%%

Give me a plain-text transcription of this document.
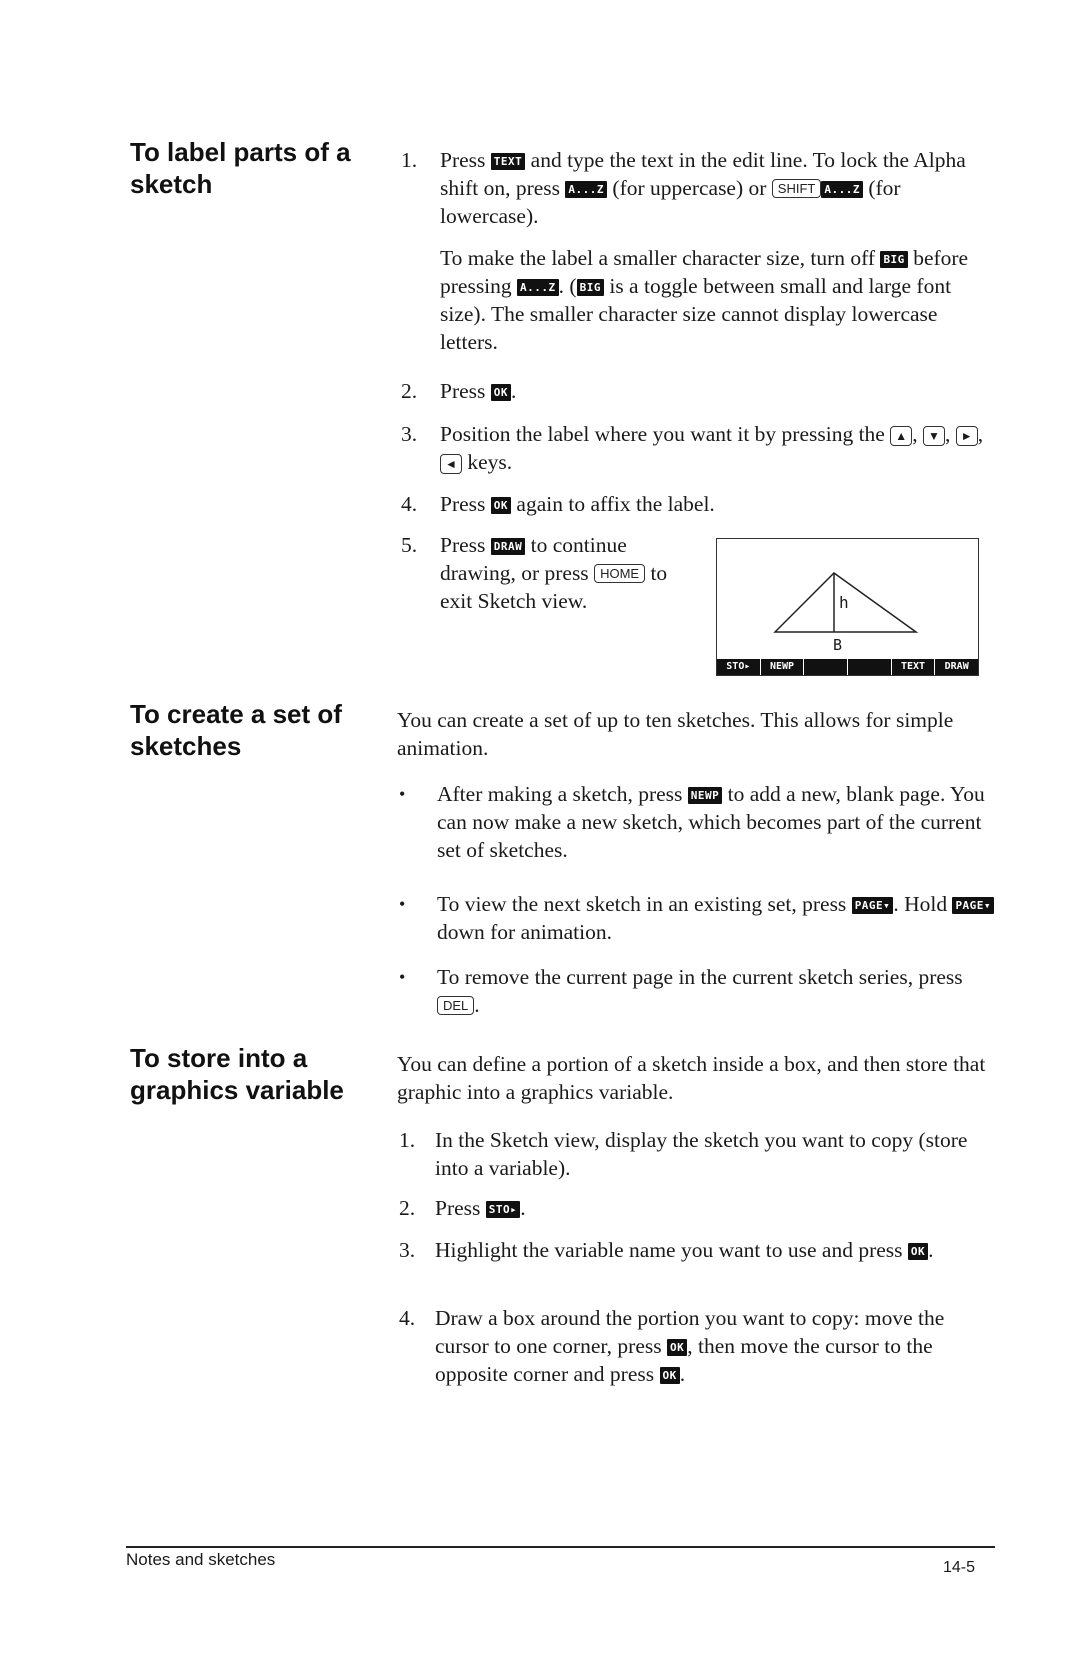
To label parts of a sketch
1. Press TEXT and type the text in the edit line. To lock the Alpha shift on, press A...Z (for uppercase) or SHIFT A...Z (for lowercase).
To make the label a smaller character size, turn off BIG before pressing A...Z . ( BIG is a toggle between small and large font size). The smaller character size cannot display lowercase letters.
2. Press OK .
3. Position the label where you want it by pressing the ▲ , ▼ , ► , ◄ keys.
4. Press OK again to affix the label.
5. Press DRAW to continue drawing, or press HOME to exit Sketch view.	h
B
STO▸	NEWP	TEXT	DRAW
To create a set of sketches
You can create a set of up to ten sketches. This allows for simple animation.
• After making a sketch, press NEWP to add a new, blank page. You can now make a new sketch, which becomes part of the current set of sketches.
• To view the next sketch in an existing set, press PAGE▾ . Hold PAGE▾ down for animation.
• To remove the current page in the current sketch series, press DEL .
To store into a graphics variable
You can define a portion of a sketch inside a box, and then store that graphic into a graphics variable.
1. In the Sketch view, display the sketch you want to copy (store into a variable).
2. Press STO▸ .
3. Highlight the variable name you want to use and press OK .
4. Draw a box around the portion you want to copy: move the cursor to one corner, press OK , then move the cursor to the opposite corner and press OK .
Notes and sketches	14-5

%%

• _PROBLEM TO WORK ON_
Pictures are not part of the copy; output everything else in the records exactly.

• _COMPLETE ANSWER_
Give me a plain-text transcription of this document.
To label parts of a sketch
1. Press TEXT and type the text in the edit line. To lock the Alpha shift on, press A...Z (for uppercase) or SHIFT A...Z (for lowercase).
To make the label a smaller character size, turn off BIG before pressing A...Z . ( BIG is a toggle between small and large font size). The smaller character size cannot display lowercase letters.
2. Press OK .
3. Position the label where you want it by pressing the ▲ , ▼ , ► , ◄ keys.
4. Press OK again to affix the label.
5. Press DRAW to continue drawing, or press HOME to exit Sketch view.	h
B
STO▸	NEWP	TEXT	DRAW
To create a set of sketches
You can create a set of up to ten sketches. This allows for simple animation.
• After making a sketch, press NEWP to add a new, blank page. You can now make a new sketch, which becomes part of the current set of sketches.
• To view the next sketch in an existing set, press PAGE▾ . Hold PAGE▾ down for animation.
• To remove the current page in the current sketch series, press DEL .
To store into a graphics variable
You can define a portion of a sketch inside a box, and then store that graphic into a graphics variable.
1. In the Sketch view, display the sketch you want to copy (store into a variable).
2. Press STO▸ .
3. Highlight the variable name you want to use and press OK .
4. Draw a box around the portion you want to copy: move the cursor to one corner, press OK , then move the cursor to the opposite corner and press OK .
Notes and sketches	14-5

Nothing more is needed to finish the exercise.